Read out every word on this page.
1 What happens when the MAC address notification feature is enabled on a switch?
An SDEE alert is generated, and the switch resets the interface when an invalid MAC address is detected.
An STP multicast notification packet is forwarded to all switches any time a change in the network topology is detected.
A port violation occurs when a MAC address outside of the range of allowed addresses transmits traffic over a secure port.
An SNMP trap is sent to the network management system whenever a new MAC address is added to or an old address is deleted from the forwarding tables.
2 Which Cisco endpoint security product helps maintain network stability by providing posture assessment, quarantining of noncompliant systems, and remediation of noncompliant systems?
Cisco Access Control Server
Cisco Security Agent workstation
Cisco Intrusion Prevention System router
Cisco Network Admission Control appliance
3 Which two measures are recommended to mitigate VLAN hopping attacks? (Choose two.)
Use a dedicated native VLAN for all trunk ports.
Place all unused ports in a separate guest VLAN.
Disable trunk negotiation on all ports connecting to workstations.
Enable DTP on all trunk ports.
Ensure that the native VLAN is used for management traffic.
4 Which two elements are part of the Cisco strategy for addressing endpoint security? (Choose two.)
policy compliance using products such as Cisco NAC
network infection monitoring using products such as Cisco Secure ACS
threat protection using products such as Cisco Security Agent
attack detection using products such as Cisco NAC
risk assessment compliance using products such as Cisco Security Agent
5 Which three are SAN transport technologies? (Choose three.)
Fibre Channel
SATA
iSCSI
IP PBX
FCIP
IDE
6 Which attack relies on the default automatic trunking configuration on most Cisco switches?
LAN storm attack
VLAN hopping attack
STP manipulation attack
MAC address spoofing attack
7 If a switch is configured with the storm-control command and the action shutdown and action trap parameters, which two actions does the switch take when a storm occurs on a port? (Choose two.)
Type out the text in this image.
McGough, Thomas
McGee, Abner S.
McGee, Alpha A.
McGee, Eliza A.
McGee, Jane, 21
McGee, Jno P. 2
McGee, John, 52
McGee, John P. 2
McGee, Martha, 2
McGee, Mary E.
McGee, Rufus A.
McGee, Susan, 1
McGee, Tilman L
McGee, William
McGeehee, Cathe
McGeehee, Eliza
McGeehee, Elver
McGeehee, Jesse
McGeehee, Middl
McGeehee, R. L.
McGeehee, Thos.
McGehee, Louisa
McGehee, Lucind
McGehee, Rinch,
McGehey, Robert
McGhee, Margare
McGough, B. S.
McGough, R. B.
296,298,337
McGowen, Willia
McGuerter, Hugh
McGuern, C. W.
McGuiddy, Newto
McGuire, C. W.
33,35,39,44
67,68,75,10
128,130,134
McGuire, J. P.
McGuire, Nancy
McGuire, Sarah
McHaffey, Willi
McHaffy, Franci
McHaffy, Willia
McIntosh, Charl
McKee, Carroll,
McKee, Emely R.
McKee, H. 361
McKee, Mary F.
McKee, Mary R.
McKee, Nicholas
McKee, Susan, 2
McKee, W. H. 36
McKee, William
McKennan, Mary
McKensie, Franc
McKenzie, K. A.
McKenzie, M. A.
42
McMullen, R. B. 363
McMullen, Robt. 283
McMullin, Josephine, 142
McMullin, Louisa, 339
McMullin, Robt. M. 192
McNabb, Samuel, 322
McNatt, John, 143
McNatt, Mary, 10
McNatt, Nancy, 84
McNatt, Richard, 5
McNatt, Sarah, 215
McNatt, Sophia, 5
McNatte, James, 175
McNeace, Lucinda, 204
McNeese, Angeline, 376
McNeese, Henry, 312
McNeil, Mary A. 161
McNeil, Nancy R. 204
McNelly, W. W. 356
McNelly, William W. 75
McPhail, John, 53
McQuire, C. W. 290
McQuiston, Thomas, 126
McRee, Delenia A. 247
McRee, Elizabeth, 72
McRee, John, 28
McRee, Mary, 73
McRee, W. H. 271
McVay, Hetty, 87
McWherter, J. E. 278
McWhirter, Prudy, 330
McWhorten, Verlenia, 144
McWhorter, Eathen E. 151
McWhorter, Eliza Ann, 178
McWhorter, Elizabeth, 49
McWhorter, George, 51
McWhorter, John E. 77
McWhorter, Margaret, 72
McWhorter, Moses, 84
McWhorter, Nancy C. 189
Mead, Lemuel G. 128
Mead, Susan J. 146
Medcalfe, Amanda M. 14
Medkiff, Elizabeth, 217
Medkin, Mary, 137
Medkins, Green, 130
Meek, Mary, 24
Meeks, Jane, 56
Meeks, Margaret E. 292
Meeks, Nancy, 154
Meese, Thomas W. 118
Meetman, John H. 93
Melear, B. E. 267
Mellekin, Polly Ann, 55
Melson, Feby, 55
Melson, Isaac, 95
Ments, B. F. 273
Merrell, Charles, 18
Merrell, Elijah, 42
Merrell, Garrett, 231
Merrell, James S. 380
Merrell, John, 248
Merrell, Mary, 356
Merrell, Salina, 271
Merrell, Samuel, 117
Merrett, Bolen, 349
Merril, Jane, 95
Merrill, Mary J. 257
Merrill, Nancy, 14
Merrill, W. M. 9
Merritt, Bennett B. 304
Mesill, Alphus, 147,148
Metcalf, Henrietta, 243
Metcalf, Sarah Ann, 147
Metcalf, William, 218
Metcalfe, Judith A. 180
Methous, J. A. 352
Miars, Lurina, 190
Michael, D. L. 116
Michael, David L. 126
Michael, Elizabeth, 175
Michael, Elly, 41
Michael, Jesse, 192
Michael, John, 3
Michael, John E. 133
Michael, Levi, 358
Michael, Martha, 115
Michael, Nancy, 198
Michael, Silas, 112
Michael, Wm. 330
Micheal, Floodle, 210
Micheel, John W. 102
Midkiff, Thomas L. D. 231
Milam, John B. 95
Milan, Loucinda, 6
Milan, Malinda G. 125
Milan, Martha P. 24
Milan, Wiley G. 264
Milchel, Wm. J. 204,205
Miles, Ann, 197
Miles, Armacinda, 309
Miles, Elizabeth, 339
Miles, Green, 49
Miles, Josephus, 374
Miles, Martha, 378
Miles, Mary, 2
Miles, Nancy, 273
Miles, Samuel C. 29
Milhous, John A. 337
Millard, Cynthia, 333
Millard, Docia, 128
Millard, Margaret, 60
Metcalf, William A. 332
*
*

********

(What is being asked) The entries above must be returned exactly.

(Answer)
Read out every word on this page.
1 What happens when the MAC address notification feature is enabled on a switch?
An SDEE alert is generated, and the switch resets the interface when an invalid MAC address is detected.
An STP multicast notification packet is forwarded to all switches any time a change in the network topology is detected.
A port violation occurs when a MAC address outside of the range of allowed addresses transmits traffic over a secure port.
An SNMP trap is sent to the network management system whenever a new MAC address is added to or an old address is deleted from the forwarding tables.
2 Which Cisco endpoint security product helps maintain network stability by providing posture assessment, quarantining of noncompliant systems, and remediation of noncompliant systems?
Cisco Access Control Server
Cisco Security Agent workstation
Cisco Intrusion Prevention System router
Cisco Network Admission Control appliance
3 Which two measures are recommended to mitigate VLAN hopping attacks? (Choose two.)
Use a dedicated native VLAN for all trunk ports.
Place all unused ports in a separate guest VLAN.
Disable trunk negotiation on all ports connecting to workstations.
Enable DTP on all trunk ports.
Ensure that the native VLAN is used for management traffic.
4 Which two elements are part of the Cisco strategy for addressing endpoint security? (Choose two.)
policy compliance using products such as Cisco NAC
network infection monitoring using products such as Cisco Secure ACS
threat protection using products such as Cisco Security Agent
attack detection using products such as Cisco NAC
risk assessment compliance using products such as Cisco Security Agent
5 Which three are SAN transport technologies? (Choose three.)
Fibre Channel
SATA
iSCSI
IP PBX
FCIP
IDE
6 Which attack relies on the default automatic trunking configuration on most Cisco switches?
LAN storm attack
VLAN hopping attack
STP manipulation attack
MAC address spoofing attack
7 If a switch is configured with the storm-control command and the action shutdown and action trap parameters, which two actions does the switch take when a storm occurs on a port? (Choose two.)
Type out the text in this image.
McGough, Thomas
McGee, Abner S.
McGee, Alpha A.
McGee, Eliza A.
McGee, Jane, 21
McGee, Jno P. 2
McGee, John, 52
McGee, John P. 2
McGee, Martha, 2
McGee, Mary E.
McGee, Rufus A.
McGee, Susan, 1
McGee, Tilman L
McGee, William
McGeehee, Cathe
McGeehee, Eliza
McGeehee, Elver
McGeehee, Jesse
McGeehee, Middl
McGeehee, R. L.
McGeehee, Thos.
McGehee, Louisa
McGehee, Lucind
McGehee, Rinch,
McGehey, Robert
McGhee, Margare
McGough, B. S.
McGough, R. B.
296,298,337
McGowen, Willia
McGuerter, Hugh
McGuern, C. W.
McGuiddy, Newto
McGuire, C. W.
33,35,39,44
67,68,75,10
128,130,134
McGuire, J. P.
McGuire, Nancy
McGuire, Sarah
McHaffey, Willi
McHaffy, Franci
McHaffy, Willia
McIntosh, Charl
McKee, Carroll,
McKee, Emely R.
McKee, H. 361
McKee, Mary F.
McKee, Mary R.
McKee, Nicholas
McKee, Susan, 2
McKee, W. H. 36
McKee, William
McKennan, Mary
McKensie, Franc
McKenzie, K. A.
McKenzie, M. A.
42
McMullen, R. B. 363
McMullen, Robt. 283
McMullin, Josephine, 142
McMullin, Louisa, 339
McMullin, Robt. M. 192
McNabb, Samuel, 322
McNatt, John, 143
McNatt, Mary, 10
McNatt, Nancy, 84
McNatt, Richard, 5
McNatt, Sarah, 215
McNatt, Sophia, 5
McNatte, James, 175
McNeace, Lucinda, 204
McNeese, Angeline, 376
McNeese, Henry, 312
McNeil, Mary A. 161
McNeil, Nancy R. 204
McNelly, W. W. 356
McNelly, William W. 75
McPhail, John, 53
McQuire, C. W. 290
McQuiston, Thomas, 126
McRee, Delenia A. 247
McRee, Elizabeth, 72
McRee, John, 28
McRee, Mary, 73
McRee, W. H. 271
McVay, Hetty, 87
McWherter, J. E. 278
McWhirter, Prudy, 330
McWhorten, Verlenia, 144
McWhorter, Eathen E. 151
McWhorter, Eliza Ann, 178
McWhorter, Elizabeth, 49
McWhorter, George, 51
McWhorter, John E. 77
McWhorter, Margaret, 72
McWhorter, Moses, 84
McWhorter, Nancy C. 189
Mead, Lemuel G. 128
Mead, Susan J. 146
Medcalfe, Amanda M. 14
Medkiff, Elizabeth, 217
Medkin, Mary, 137
Medkins, Green, 130
Meek, Mary, 24
Meeks, Jane, 56
Meeks, Margaret E. 292
Meeks, Nancy, 154
Meese, Thomas W. 118
Meetman, John H. 93
Melear, B. E. 267
Mellekin, Polly Ann, 55
Melson, Feby, 55
Melson, Isaac, 95
Ments, B. F. 273
Merrell, Charles, 18
Merrell, Elijah, 42
Merrell, Garrett, 231
Merrell, James S. 380
Merrell, John, 248
Merrell, Mary, 356
Merrell, Salina, 271
Merrell, Samuel, 117
Merrett, Bolen, 349
Merril, Jane, 95
Merrill, Mary J. 257
Merrill, Nancy, 14
Merrill, W. M. 9
Merritt, Bennett B. 304
Mesill, Alphus, 147,148
Metcalf, Henrietta, 243
Metcalf, Sarah Ann, 147
Metcalf, William, 218
Metcalfe, Judith A. 180
Methous, J. A. 352
Miars, Lurina, 190
Michael, D. L. 116
Michael, David L. 126
Michael, Elizabeth, 175
Michael, Elly, 41
Michael, Jesse, 192
Michael, John, 3
Michael, John E. 133
Michael, Levi, 358
Michael, Martha, 115
Michael, Nancy, 198
Michael, Silas, 112
Michael, Wm. 330
Micheal, Floodle, 210
Micheel, John W. 102
Midkiff, Thomas L. D. 231
Milam, John B. 95
Milan, Loucinda, 6
Milan, Malinda G. 125
Milan, Martha P. 24
Milan, Wiley G. 264
Milchel, Wm. J. 204,205
Miles, Ann, 197
Miles, Armacinda, 309
Miles, Elizabeth, 339
Miles, Green, 49
Miles, Josephus, 374
Miles, Martha, 378
Miles, Mary, 2
Miles, Nancy, 273
Miles, Samuel C. 29
Milhous, John A. 337
Millard, Cynthia, 333
Millard, Docia, 128
Millard, Margaret, 60
Metcalf, William A. 332
*
*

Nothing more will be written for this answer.